### TASK INSTRUCTIONS
From the entries below, copy every line that holds the word "icon".

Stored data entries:
+ + + + +
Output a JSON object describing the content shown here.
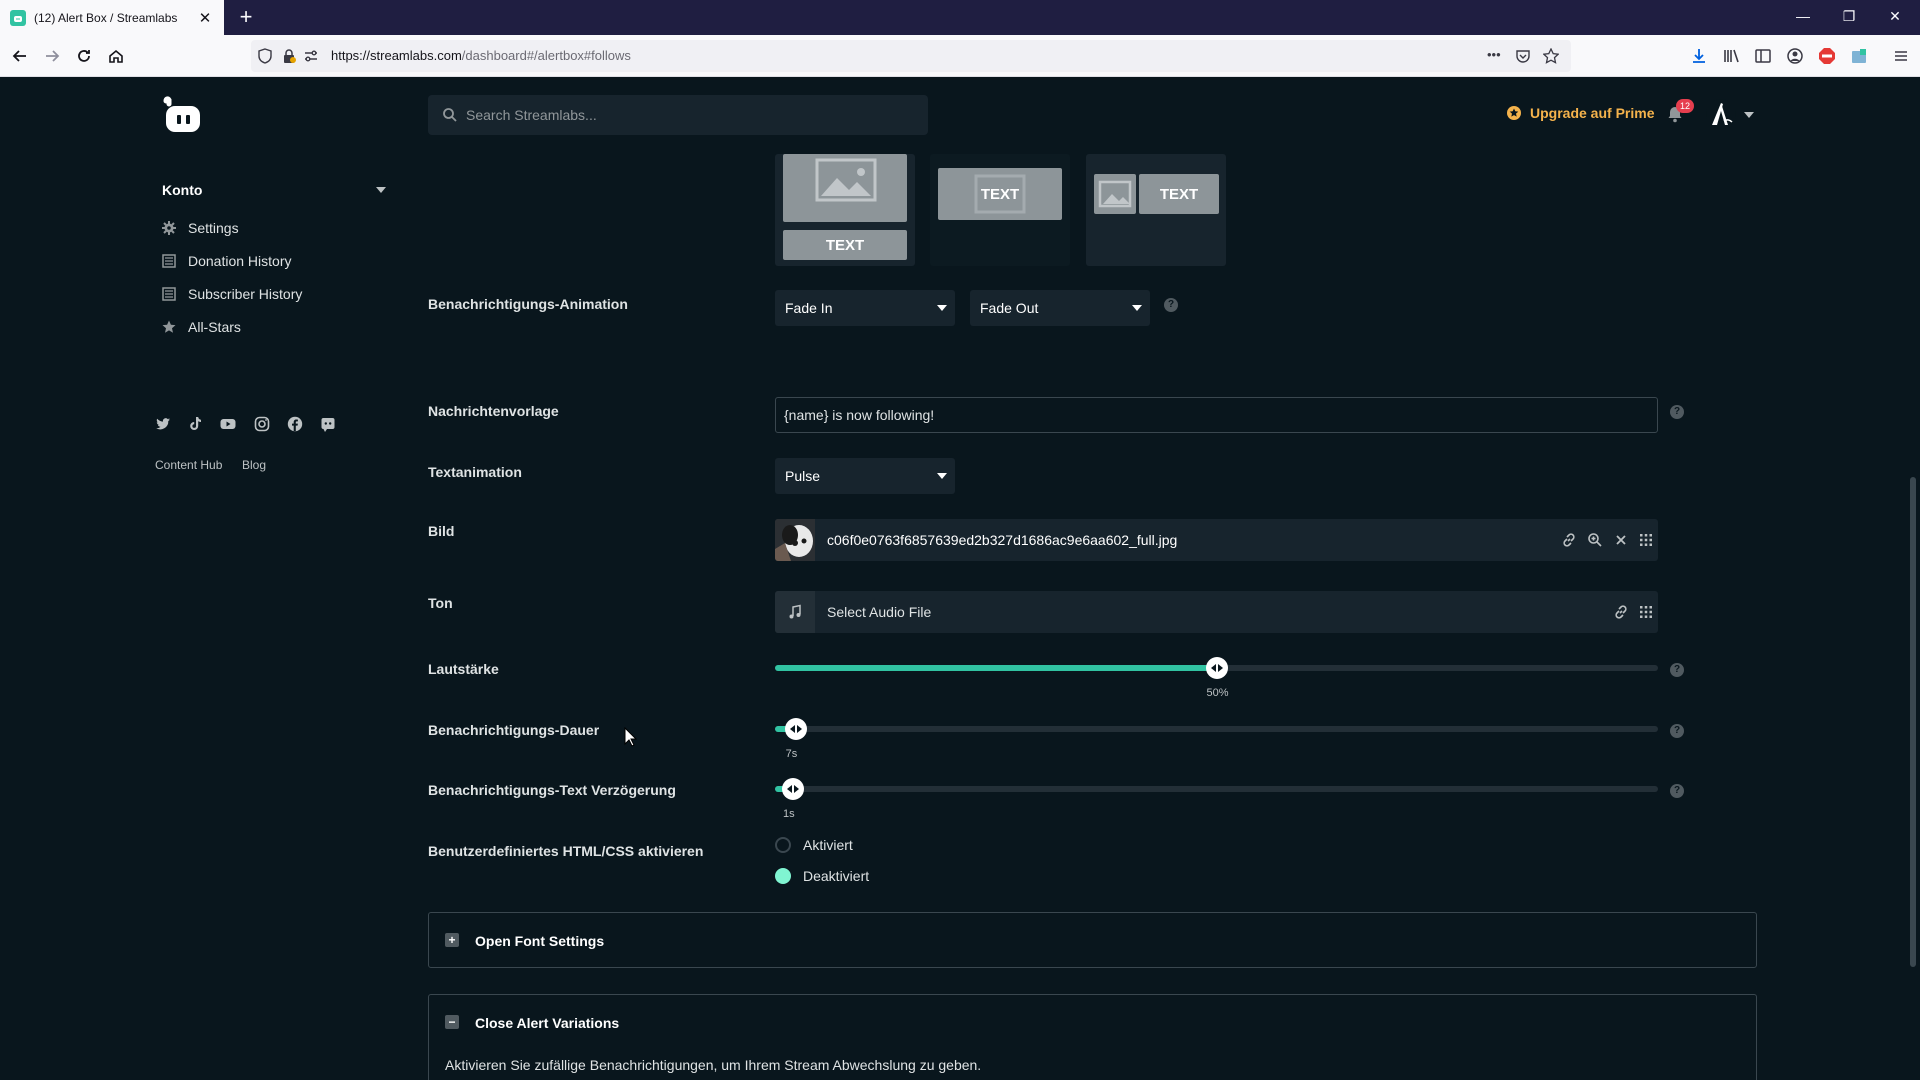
{
  "browser": {
    "tab_title": "(12) Alert Box / Streamlabs",
    "url_host": "https://streamlabs.com",
    "url_path": "/dashboard#/alertbox#follows",
    "url_more": "•••"
  },
  "sidebar": {
    "section_label": "Konto",
    "items": [
      {
        "label": "Settings",
        "icon": "gear-icon"
      },
      {
        "label": "Donation History",
        "icon": "list-icon"
      },
      {
        "label": "Subscriber History",
        "icon": "list-icon"
      },
      {
        "label": "All-Stars",
        "icon": "star-icon"
      }
    ],
    "socials": [
      "twitter-icon",
      "tiktok-icon",
      "youtube-icon",
      "instagram-icon",
      "facebook-icon",
      "discord-icon"
    ],
    "footer_links": [
      "Content Hub",
      "Blog"
    ]
  },
  "header": {
    "search_placeholder": "Search Streamlabs...",
    "upgrade_label": "Upgrade auf Prime",
    "notification_count": "12"
  },
  "layouts": {
    "labels": [
      "TEXT",
      "TEXT",
      "TEXT"
    ]
  },
  "form": {
    "animation": {
      "label": "Benachrichtigungs-Animation",
      "in_value": "Fade In",
      "out_value": "Fade Out"
    },
    "message_template": {
      "label": "Nachrichtenvorlage",
      "value": "{name} is now following!"
    },
    "text_animation": {
      "label": "Textanimation",
      "value": "Pulse"
    },
    "image": {
      "label": "Bild",
      "filename": "c06f0e0763f6857639ed2b327d1686ac9e6aa602_full.jpg"
    },
    "sound": {
      "label": "Ton",
      "placeholder": "Select Audio File"
    },
    "volume": {
      "label": "Lautstärke",
      "value": 50,
      "value_label": "50%"
    },
    "duration": {
      "label": "Benachrichtigungs-Dauer",
      "value": 7,
      "value_label": "7s"
    },
    "text_delay": {
      "label": "Benachrichtigungs-Text Verzögerung",
      "value": 1,
      "value_label": "1s"
    },
    "custom_html": {
      "label": "Benutzerdefiniertes HTML/CSS aktivieren",
      "option_on": "Aktiviert",
      "option_off": "Deaktiviert",
      "selected": "Deaktiviert"
    }
  },
  "panels": {
    "font_settings": {
      "title": "Open Font Settings",
      "toggle": "+"
    },
    "alert_variations": {
      "title": "Close Alert Variations",
      "toggle": "−",
      "description": "Aktivieren Sie zufällige Benachrichtigungen, um Ihrem Stream Abwechslung zu geben."
    }
  },
  "colors": {
    "accent": "#31c3a2",
    "background": "#09161d",
    "prime": "#f5b34c"
  }
}
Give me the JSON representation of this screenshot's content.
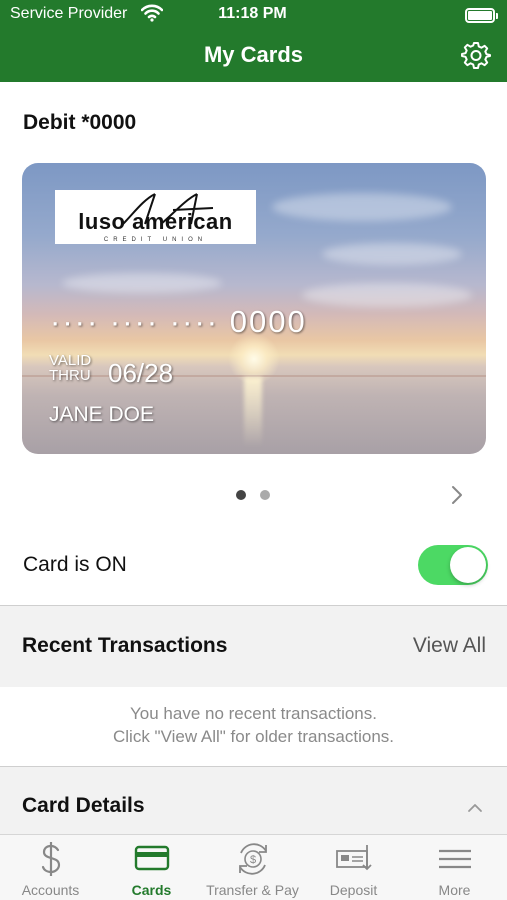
+ + + + +
### FINAL ANSWER
        "icon": "gear-icon"
        "icon": "list-icon"
        "icon": "list-icon"
        "icon": "star-icon"
      "twitter-icon",
      "tiktok-icon",
      "youtube-icon",
      "instagram-icon",
      "facebook-icon",
      "discord-icon"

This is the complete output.